Start Records shown

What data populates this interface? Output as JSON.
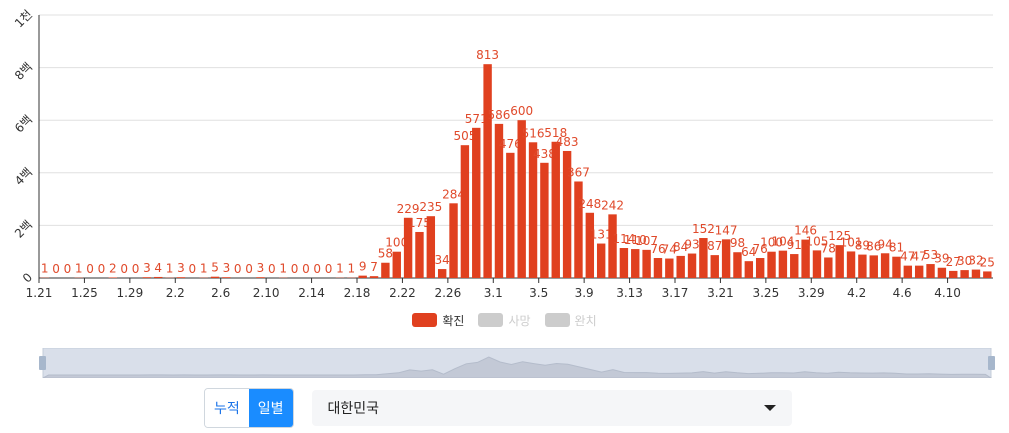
{
  "chart_data": {
    "type": "bar",
    "ylim": [
      0,
      1000
    ],
    "y_ticks": [
      {
        "value": 0,
        "label": "0"
      },
      {
        "value": 200,
        "label": "2백"
      },
      {
        "value": 400,
        "label": "4백"
      },
      {
        "value": 600,
        "label": "6백"
      },
      {
        "value": 800,
        "label": "8백"
      },
      {
        "value": 1000,
        "label": "1천"
      }
    ],
    "categories": [
      "1.21",
      "1.22",
      "1.23",
      "1.24",
      "1.25",
      "1.26",
      "1.27",
      "1.28",
      "1.29",
      "1.30",
      "1.31",
      "2.1",
      "2.2",
      "2.3",
      "2.4",
      "2.5",
      "2.6",
      "2.7",
      "2.8",
      "2.9",
      "2.10",
      "2.11",
      "2.12",
      "2.13",
      "2.14",
      "2.15",
      "2.16",
      "2.17",
      "2.18",
      "2.19",
      "2.20",
      "2.21",
      "2.22",
      "2.23",
      "2.24",
      "2.25",
      "2.26",
      "2.27",
      "2.28",
      "2.29",
      "3.1",
      "3.2",
      "3.3",
      "3.4",
      "3.5",
      "3.6",
      "3.7",
      "3.8",
      "3.9",
      "3.10",
      "3.11",
      "3.12",
      "3.13",
      "3.14",
      "3.15",
      "3.16",
      "3.17",
      "3.18",
      "3.19",
      "3.20",
      "3.21",
      "3.22",
      "3.23",
      "3.24",
      "3.25",
      "3.26",
      "3.27",
      "3.28",
      "3.29",
      "3.30",
      "3.31",
      "4.1",
      "4.2",
      "4.3",
      "4.4",
      "4.5",
      "4.6",
      "4.7",
      "4.8",
      "4.9",
      "4.10",
      "4.11",
      "4.12",
      "4.13"
    ],
    "shown_x_ticks": [
      "1.21",
      "1.25",
      "1.29",
      "2.2",
      "2.6",
      "2.10",
      "2.14",
      "2.18",
      "2.22",
      "2.26",
      "3.1",
      "3.5",
      "3.9",
      "3.13",
      "3.17",
      "3.21",
      "3.25",
      "3.29",
      "4.2",
      "4.6",
      "4.10"
    ],
    "series": [
      {
        "name": "확진",
        "values": [
          1,
          0,
          0,
          1,
          0,
          0,
          2,
          0,
          0,
          3,
          4,
          1,
          3,
          0,
          1,
          5,
          3,
          0,
          0,
          3,
          0,
          1,
          0,
          0,
          0,
          0,
          1,
          1,
          9,
          7,
          58,
          100,
          229,
          175,
          235,
          34,
          284,
          505,
          571,
          813,
          586,
          476,
          600,
          516,
          438,
          518,
          483,
          367,
          248,
          131,
          242,
          114,
          110,
          107,
          76,
          74,
          84,
          93,
          152,
          87,
          147,
          98,
          64,
          76,
          100,
          104,
          91,
          146,
          105,
          78,
          125,
          101,
          89,
          86,
          94,
          81,
          47,
          47,
          53,
          39,
          27,
          30,
          32,
          25
        ]
      }
    ],
    "legend": [
      {
        "name": "확진",
        "color": "#e0401f",
        "active": true
      },
      {
        "name": "사망",
        "color": "#cccccc",
        "active": false
      },
      {
        "name": "완치",
        "color": "#cccccc",
        "active": false
      }
    ],
    "colors": {
      "bar": "#e0401f",
      "label": "#e04a2b",
      "grid": "#e0e0e0",
      "axis": "#333333"
    },
    "legend_position": "bottom"
  },
  "controls": {
    "cumulative_label": "누적",
    "daily_label": "일별",
    "region_value": "대한민국"
  }
}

End Records shown

Task instructions —
Quote the material exactly. Pictures stay out.

Result of this exercise —
What data populates this interface? Output as JSON.
{
  "chart_data": {
    "type": "bar",
    "ylim": [
      0,
      1000
    ],
    "y_ticks": [
      {
        "value": 0,
        "label": "0"
      },
      {
        "value": 200,
        "label": "2백"
      },
      {
        "value": 400,
        "label": "4백"
      },
      {
        "value": 600,
        "label": "6백"
      },
      {
        "value": 800,
        "label": "8백"
      },
      {
        "value": 1000,
        "label": "1천"
      }
    ],
    "categories": [
      "1.21",
      "1.22",
      "1.23",
      "1.24",
      "1.25",
      "1.26",
      "1.27",
      "1.28",
      "1.29",
      "1.30",
      "1.31",
      "2.1",
      "2.2",
      "2.3",
      "2.4",
      "2.5",
      "2.6",
      "2.7",
      "2.8",
      "2.9",
      "2.10",
      "2.11",
      "2.12",
      "2.13",
      "2.14",
      "2.15",
      "2.16",
      "2.17",
      "2.18",
      "2.19",
      "2.20",
      "2.21",
      "2.22",
      "2.23",
      "2.24",
      "2.25",
      "2.26",
      "2.27",
      "2.28",
      "2.29",
      "3.1",
      "3.2",
      "3.3",
      "3.4",
      "3.5",
      "3.6",
      "3.7",
      "3.8",
      "3.9",
      "3.10",
      "3.11",
      "3.12",
      "3.13",
      "3.14",
      "3.15",
      "3.16",
      "3.17",
      "3.18",
      "3.19",
      "3.20",
      "3.21",
      "3.22",
      "3.23",
      "3.24",
      "3.25",
      "3.26",
      "3.27",
      "3.28",
      "3.29",
      "3.30",
      "3.31",
      "4.1",
      "4.2",
      "4.3",
      "4.4",
      "4.5",
      "4.6",
      "4.7",
      "4.8",
      "4.9",
      "4.10",
      "4.11",
      "4.12",
      "4.13"
    ],
    "shown_x_ticks": [
      "1.21",
      "1.25",
      "1.29",
      "2.2",
      "2.6",
      "2.10",
      "2.14",
      "2.18",
      "2.22",
      "2.26",
      "3.1",
      "3.5",
      "3.9",
      "3.13",
      "3.17",
      "3.21",
      "3.25",
      "3.29",
      "4.2",
      "4.6",
      "4.10"
    ],
    "series": [
      {
        "name": "확진",
        "values": [
          1,
          0,
          0,
          1,
          0,
          0,
          2,
          0,
          0,
          3,
          4,
          1,
          3,
          0,
          1,
          5,
          3,
          0,
          0,
          3,
          0,
          1,
          0,
          0,
          0,
          0,
          1,
          1,
          9,
          7,
          58,
          100,
          229,
          175,
          235,
          34,
          284,
          505,
          571,
          813,
          586,
          476,
          600,
          516,
          438,
          518,
          483,
          367,
          248,
          131,
          242,
          114,
          110,
          107,
          76,
          74,
          84,
          93,
          152,
          87,
          147,
          98,
          64,
          76,
          100,
          104,
          91,
          146,
          105,
          78,
          125,
          101,
          89,
          86,
          94,
          81,
          47,
          47,
          53,
          39,
          27,
          30,
          32,
          25
        ]
      }
    ],
    "legend": [
      {
        "name": "확진",
        "color": "#e0401f",
        "active": true
      },
      {
        "name": "사망",
        "color": "#cccccc",
        "active": false
      },
      {
        "name": "완치",
        "color": "#cccccc",
        "active": false
      }
    ],
    "colors": {
      "bar": "#e0401f",
      "label": "#e04a2b",
      "grid": "#e0e0e0",
      "axis": "#333333"
    },
    "legend_position": "bottom"
  },
  "controls": {
    "cumulative_label": "누적",
    "daily_label": "일별",
    "region_value": "대한민국"
  }
}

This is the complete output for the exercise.